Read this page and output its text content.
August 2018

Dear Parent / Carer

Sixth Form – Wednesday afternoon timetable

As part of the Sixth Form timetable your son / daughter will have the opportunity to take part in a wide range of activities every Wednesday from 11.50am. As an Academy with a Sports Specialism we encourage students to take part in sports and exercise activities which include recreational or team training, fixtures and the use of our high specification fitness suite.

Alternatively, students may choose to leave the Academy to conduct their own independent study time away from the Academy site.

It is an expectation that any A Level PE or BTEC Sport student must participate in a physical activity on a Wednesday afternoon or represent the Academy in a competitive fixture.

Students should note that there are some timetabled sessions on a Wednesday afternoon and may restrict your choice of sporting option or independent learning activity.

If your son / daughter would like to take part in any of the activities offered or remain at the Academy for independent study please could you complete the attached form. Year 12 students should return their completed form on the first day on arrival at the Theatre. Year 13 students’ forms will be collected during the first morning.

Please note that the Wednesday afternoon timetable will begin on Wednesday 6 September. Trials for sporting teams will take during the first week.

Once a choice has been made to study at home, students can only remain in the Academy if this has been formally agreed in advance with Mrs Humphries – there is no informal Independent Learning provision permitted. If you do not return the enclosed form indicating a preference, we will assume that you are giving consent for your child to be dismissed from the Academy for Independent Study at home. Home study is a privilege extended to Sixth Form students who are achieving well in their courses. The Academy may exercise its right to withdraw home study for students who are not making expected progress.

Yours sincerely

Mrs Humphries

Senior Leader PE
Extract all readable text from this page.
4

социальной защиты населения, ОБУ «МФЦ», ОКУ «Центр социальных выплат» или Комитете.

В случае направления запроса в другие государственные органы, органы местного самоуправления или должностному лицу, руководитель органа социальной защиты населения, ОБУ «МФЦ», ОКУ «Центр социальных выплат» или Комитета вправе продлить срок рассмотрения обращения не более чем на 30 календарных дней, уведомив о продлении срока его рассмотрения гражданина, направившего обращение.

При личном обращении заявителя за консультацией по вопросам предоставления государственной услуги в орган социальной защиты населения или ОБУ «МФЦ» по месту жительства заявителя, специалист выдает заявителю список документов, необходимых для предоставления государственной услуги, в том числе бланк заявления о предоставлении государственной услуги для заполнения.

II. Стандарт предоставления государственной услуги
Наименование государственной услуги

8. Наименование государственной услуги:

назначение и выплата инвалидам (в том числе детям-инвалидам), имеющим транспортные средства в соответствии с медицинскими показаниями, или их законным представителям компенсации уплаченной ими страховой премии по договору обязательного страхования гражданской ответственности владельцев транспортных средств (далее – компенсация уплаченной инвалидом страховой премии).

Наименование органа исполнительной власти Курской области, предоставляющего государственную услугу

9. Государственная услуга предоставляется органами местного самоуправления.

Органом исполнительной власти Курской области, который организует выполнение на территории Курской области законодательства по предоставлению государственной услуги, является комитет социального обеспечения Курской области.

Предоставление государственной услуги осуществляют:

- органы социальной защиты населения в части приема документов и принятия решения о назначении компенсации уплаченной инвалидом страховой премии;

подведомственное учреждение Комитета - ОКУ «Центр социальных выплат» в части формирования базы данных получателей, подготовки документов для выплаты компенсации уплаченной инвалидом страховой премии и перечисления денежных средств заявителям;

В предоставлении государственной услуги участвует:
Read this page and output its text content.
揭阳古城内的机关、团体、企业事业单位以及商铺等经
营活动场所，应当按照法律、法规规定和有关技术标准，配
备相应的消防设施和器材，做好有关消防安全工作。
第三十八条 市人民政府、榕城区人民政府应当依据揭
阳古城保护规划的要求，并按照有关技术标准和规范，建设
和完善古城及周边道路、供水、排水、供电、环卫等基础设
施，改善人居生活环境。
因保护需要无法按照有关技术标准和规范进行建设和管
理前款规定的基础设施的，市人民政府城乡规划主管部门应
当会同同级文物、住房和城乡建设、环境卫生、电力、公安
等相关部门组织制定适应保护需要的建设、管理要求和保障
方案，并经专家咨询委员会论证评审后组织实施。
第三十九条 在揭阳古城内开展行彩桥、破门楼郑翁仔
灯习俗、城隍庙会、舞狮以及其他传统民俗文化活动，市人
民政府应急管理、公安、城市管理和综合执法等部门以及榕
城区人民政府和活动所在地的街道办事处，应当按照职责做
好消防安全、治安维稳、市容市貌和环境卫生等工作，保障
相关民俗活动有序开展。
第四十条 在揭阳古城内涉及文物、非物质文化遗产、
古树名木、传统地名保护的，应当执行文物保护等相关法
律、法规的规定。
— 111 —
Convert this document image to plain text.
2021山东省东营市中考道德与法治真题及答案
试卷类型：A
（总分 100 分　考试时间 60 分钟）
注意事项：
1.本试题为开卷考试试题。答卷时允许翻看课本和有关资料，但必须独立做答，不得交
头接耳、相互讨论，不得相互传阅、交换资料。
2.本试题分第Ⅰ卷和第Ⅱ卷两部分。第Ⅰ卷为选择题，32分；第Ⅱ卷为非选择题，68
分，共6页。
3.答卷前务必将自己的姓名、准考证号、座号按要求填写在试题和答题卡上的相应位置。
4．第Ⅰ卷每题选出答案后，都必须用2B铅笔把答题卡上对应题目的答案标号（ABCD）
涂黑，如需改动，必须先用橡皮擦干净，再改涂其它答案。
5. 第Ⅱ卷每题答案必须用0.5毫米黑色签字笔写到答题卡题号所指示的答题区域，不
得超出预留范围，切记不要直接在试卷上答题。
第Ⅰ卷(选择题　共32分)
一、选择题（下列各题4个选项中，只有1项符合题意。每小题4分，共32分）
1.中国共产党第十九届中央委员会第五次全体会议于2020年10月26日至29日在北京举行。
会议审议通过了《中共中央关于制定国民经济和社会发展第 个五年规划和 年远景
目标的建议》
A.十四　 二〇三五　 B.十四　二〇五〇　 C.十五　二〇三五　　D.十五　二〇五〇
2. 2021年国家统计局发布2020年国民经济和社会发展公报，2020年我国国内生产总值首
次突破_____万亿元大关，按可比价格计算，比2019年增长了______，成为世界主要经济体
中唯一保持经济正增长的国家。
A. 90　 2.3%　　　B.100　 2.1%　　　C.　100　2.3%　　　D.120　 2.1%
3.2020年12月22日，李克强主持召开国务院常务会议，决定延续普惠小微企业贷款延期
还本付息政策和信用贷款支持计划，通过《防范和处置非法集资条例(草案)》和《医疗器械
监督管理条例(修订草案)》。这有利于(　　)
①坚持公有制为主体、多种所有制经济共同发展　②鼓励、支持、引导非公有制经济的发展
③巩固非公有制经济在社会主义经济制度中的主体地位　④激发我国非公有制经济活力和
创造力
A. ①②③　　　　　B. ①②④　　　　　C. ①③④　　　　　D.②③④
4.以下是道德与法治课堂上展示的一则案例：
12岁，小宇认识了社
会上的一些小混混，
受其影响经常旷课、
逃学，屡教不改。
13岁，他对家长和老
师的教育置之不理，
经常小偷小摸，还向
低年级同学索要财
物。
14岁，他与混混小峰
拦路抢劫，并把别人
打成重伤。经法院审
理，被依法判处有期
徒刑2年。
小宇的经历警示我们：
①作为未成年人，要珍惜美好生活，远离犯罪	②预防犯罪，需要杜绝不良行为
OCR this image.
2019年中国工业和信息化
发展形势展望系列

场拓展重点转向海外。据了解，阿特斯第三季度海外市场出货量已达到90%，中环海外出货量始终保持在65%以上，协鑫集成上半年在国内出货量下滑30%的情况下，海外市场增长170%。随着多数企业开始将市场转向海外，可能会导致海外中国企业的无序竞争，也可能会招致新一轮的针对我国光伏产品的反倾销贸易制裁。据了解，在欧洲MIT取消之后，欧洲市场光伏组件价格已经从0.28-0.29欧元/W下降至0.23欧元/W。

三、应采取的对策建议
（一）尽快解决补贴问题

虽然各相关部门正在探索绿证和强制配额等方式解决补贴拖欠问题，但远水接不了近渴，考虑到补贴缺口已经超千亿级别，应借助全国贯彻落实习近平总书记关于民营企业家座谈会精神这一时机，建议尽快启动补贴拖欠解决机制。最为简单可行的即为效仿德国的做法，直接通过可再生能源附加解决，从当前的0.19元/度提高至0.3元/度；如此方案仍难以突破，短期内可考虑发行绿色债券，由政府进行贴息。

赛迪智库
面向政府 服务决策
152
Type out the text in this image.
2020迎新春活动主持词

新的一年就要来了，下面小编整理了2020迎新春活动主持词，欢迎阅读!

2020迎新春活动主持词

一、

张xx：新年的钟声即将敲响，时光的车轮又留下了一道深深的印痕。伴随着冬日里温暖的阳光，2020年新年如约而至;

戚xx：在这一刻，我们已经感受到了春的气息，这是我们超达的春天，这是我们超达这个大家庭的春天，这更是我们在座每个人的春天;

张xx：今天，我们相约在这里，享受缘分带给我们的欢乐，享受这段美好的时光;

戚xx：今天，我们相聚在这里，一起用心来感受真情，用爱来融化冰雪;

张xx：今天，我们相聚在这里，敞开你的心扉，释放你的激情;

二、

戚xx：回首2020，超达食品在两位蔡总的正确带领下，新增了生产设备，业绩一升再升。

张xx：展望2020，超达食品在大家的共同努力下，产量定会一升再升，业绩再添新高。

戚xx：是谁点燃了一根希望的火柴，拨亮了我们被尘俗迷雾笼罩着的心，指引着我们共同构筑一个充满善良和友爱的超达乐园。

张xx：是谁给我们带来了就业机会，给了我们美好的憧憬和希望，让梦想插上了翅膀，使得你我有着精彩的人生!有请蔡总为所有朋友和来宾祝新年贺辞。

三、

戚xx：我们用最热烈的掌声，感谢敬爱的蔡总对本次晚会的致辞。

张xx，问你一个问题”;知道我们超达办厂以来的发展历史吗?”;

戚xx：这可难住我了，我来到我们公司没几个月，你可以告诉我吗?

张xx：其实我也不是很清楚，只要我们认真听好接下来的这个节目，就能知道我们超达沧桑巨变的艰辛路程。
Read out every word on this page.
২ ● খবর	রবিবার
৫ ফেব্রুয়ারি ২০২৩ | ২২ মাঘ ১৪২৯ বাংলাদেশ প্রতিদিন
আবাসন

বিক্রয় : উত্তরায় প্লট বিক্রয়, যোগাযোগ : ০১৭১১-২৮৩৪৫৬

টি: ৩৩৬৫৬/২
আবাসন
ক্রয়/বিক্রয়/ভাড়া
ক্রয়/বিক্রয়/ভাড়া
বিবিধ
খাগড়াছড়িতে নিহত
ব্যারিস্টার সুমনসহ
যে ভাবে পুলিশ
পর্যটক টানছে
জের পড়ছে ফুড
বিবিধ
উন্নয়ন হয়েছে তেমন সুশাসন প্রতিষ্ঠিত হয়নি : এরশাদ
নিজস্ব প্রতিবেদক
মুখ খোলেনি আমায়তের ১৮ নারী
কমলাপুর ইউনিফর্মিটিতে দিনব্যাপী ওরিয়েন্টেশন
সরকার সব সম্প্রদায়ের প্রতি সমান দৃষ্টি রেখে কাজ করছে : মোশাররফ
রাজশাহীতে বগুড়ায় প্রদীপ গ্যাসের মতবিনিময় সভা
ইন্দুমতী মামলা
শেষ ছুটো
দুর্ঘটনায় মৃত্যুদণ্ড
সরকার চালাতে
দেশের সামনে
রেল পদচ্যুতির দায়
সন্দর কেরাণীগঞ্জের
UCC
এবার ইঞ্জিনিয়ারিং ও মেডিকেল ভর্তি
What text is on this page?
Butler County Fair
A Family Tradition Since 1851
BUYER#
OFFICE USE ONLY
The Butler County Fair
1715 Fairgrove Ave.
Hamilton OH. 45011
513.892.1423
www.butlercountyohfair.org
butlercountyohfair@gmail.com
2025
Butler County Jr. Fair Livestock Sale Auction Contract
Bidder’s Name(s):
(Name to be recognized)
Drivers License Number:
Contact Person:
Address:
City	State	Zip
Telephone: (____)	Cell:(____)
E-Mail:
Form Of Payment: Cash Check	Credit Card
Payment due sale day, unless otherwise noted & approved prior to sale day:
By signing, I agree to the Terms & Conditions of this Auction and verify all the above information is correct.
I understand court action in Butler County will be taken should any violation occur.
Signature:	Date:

● ● ●

* _DIRECTIONS_
Collect the lines of the data that carry the word "study".

* _RESULT FOR THIS TASK_
Alternatively, students may choose to leave the Academy to conduct their own independent study time away from the Academy site.
If your son / daughter would like to take part in any of the activities offered or remain at the Academy for independent study please could you complete the attached form. Year 12 students should return their completed form on the first day on arrival at the Theatre. Year 13 students’ forms will be collected during the first morning.
Once a choice has been made to study at home, students can only remain in the Academy if this has been formally agreed in advance with Mrs Humphries – there is no informal Independent Learning provision permitted. If you do not return the enclosed form indicating a preference, we will assume that you are giving consent for your child to be dismissed from the Academy for Independent Study at home. Home study is a privilege extended to Sixth Form students who are achieving well in their courses. The Academy may exercise its right to withdraw home study for students who are not making expected progress.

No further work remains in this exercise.